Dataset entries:
····················
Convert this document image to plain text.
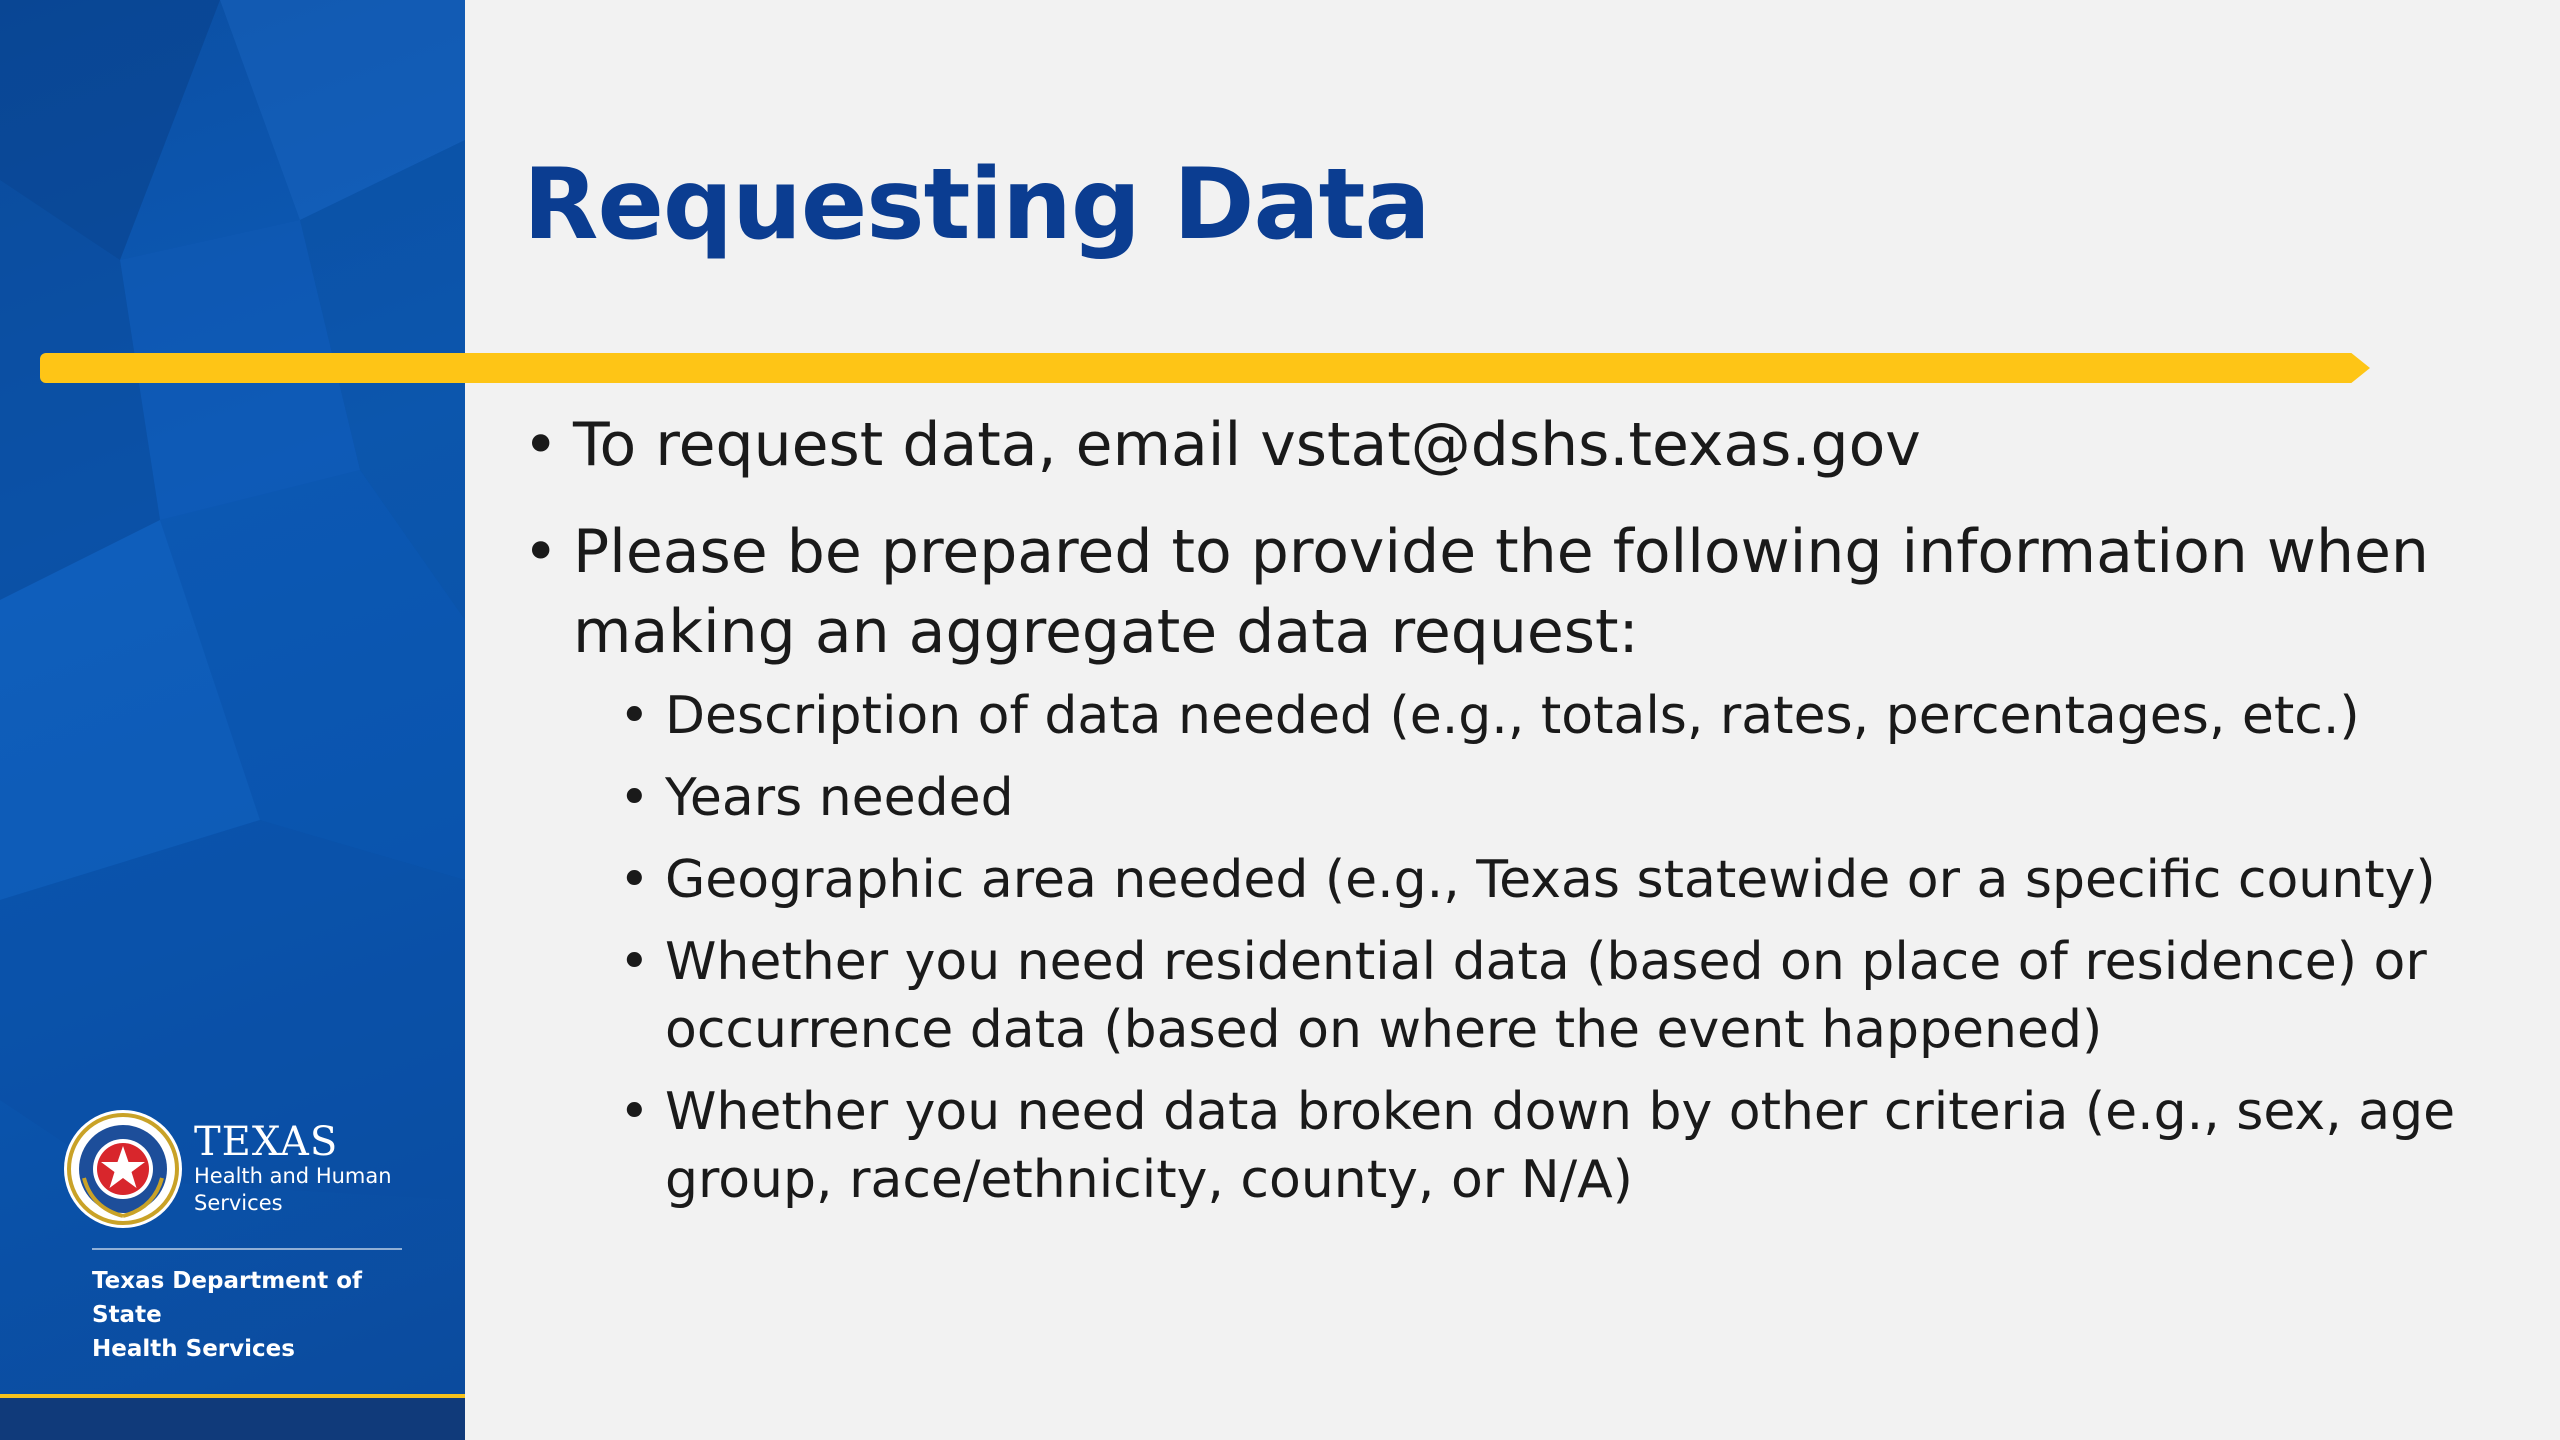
TEXAS
Health and Human
Services
Texas Department of State
Health Services
Requesting Data
• To request data, email vstat@dshs.texas.gov
• Please be prepared to provide the following information when making an aggregate data request:
• Description of data needed (e.g., totals, rates, percentages, etc.)
• Years needed
• Geographic area needed (e.g., Texas statewide or a specific county)
• Whether you need residential data (based on place of residence) or occurrence data (based on where the event happened)
• Whether you need data broken down by other criteria (e.g., sex, age group, race/ethnicity, county, or N/A)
····················
▶ What this task involves:
The records above need to be given again exactly. Omit the pictures.

▶ Exercise output:
Convert this document image to plain text.
TEXAS
Health and Human
Services
Texas Department of State
Health Services
Requesting Data
• To request data, email vstat@dshs.texas.gov
• Please be prepared to provide the following information when making an aggregate data request:
• Description of data needed (e.g., totals, rates, percentages, etc.)
• Years needed
• Geographic area needed (e.g., Texas statewide or a specific county)
• Whether you need residential data (based on place of residence) or occurrence data (based on where the event happened)
• Whether you need data broken down by other criteria (e.g., sex, age group, race/ethnicity, county, or N/A)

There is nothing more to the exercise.